• _WHAT IS REQUIRED_
Pull out all lines from the listing below in which the word "title" appears.

##### RECORD SET #####

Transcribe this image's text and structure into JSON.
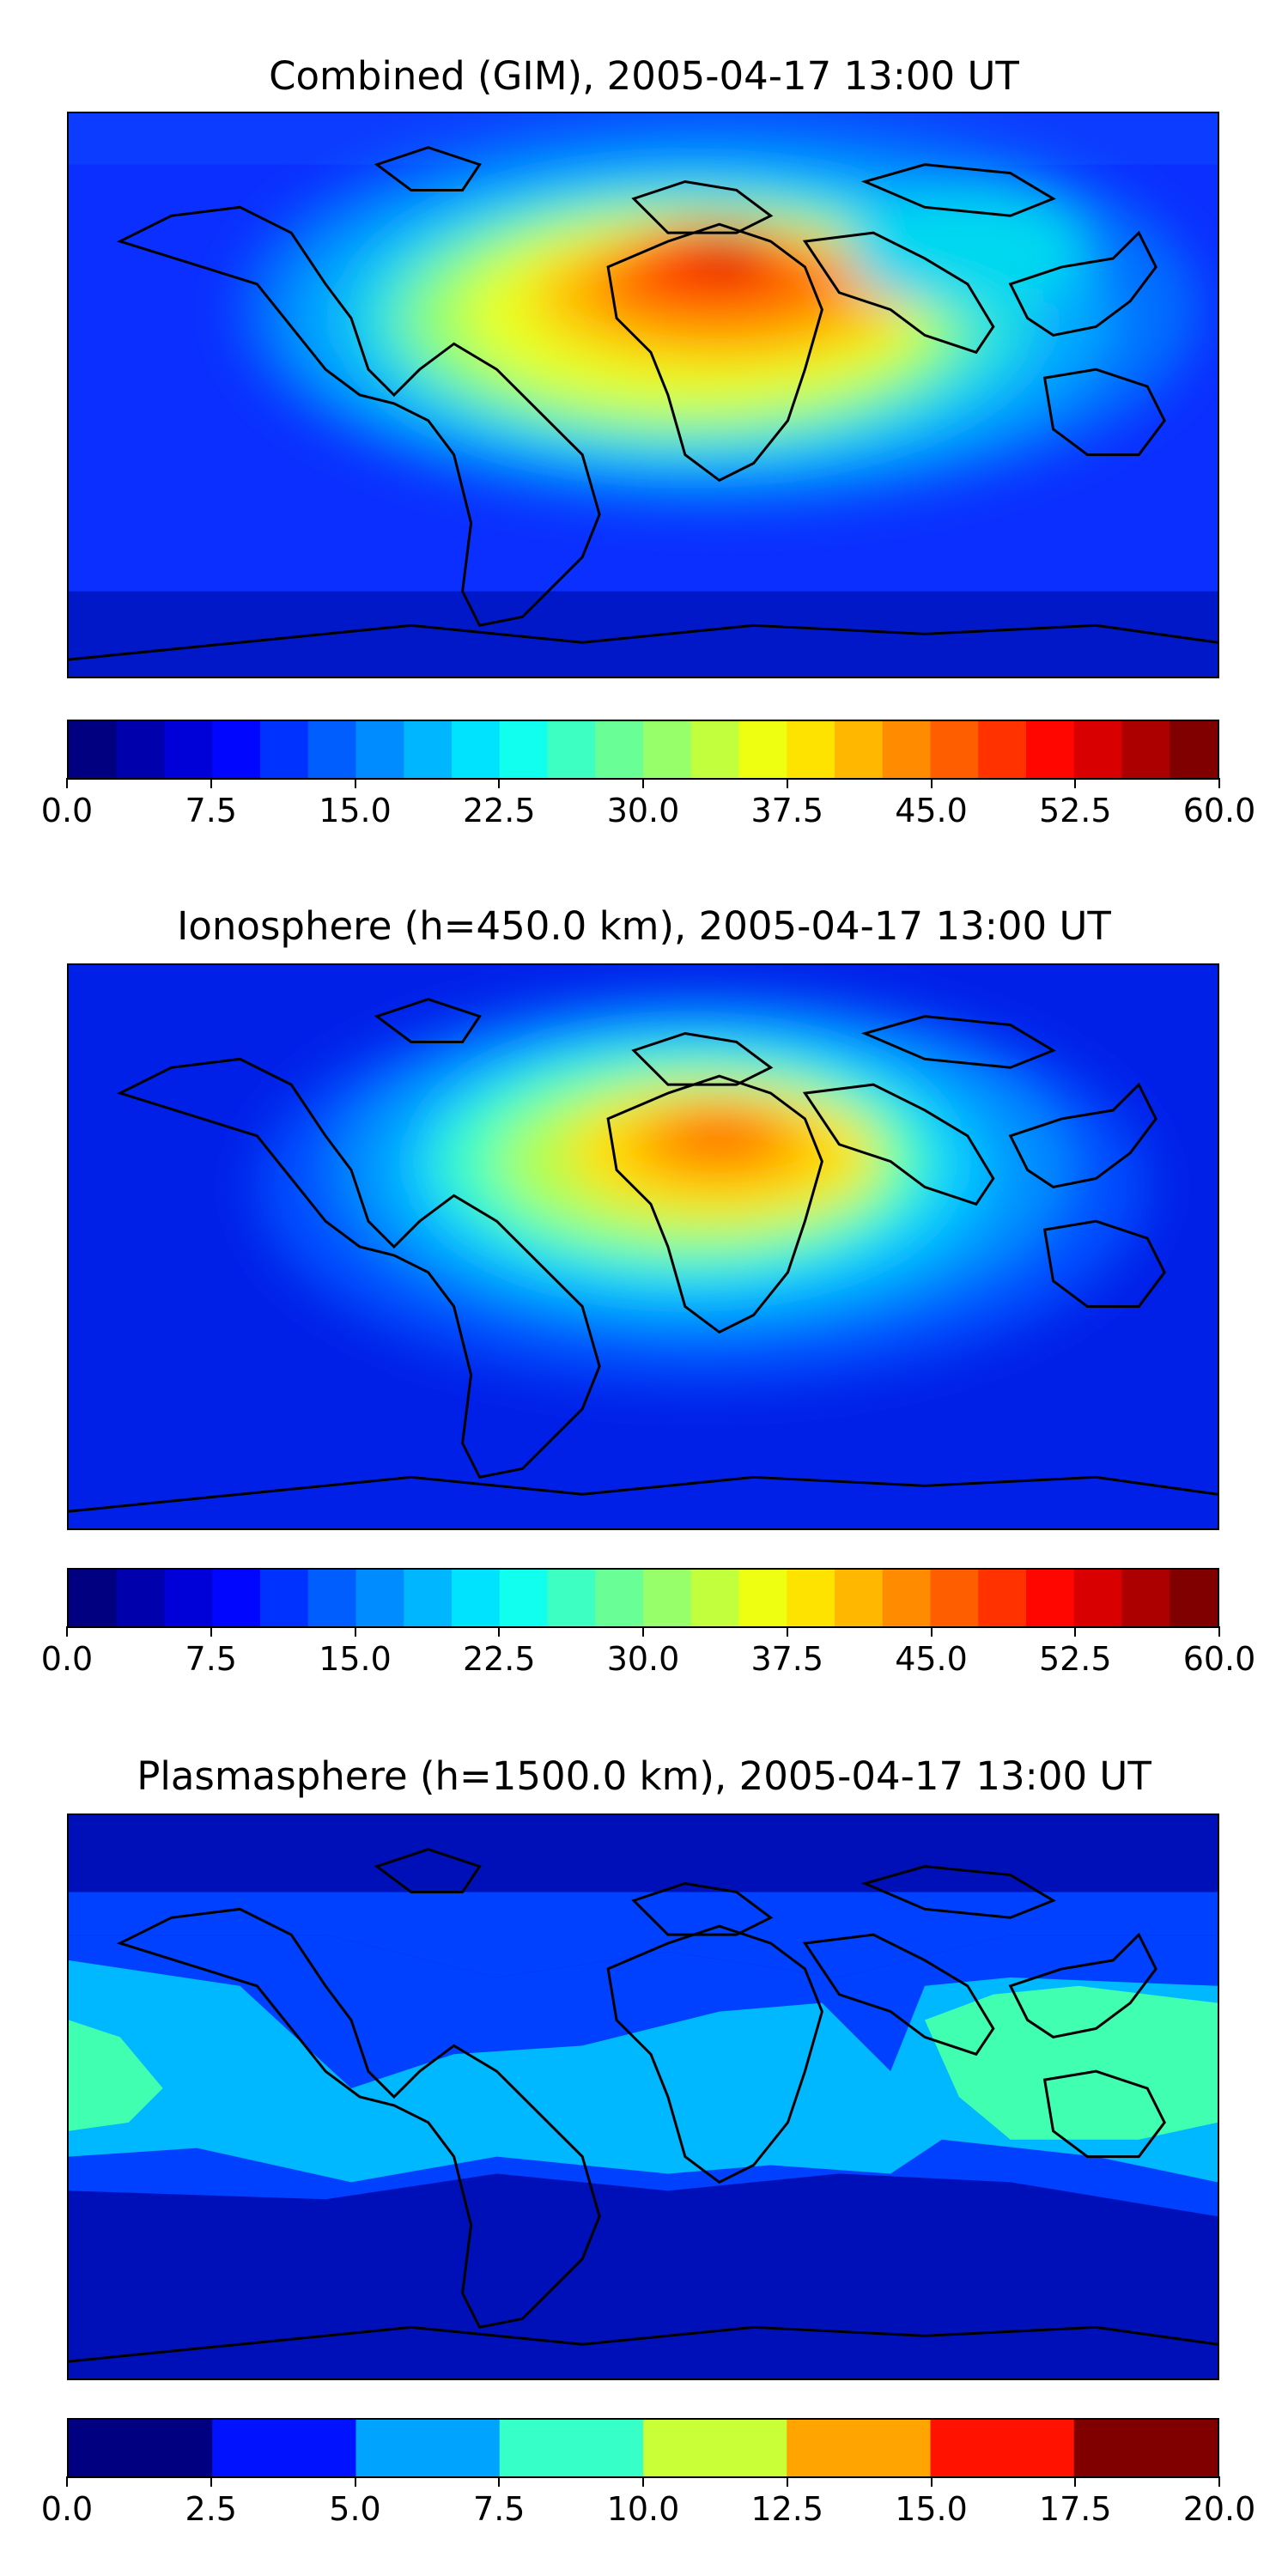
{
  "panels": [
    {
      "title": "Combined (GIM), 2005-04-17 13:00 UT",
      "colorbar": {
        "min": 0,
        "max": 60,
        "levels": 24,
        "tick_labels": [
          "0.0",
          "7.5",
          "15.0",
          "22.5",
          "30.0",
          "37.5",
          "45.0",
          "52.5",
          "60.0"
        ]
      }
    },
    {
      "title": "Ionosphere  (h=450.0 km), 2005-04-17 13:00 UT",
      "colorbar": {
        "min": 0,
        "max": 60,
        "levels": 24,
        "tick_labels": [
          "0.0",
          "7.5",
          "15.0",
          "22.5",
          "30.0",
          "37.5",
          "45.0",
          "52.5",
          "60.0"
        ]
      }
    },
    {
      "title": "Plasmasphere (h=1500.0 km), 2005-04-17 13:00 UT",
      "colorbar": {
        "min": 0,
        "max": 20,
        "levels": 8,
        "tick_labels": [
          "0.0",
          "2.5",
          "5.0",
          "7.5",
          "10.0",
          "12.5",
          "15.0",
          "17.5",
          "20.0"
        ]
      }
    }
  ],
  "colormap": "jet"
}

#####

• _THE REPLY_
      "title": "Combined (GIM), 2005-04-17 13:00 UT",
      "title": "Ionosphere  (h=450.0 km), 2005-04-17 13:00 UT",
      "title": "Plasmasphere (h=1500.0 km), 2005-04-17 13:00 UT",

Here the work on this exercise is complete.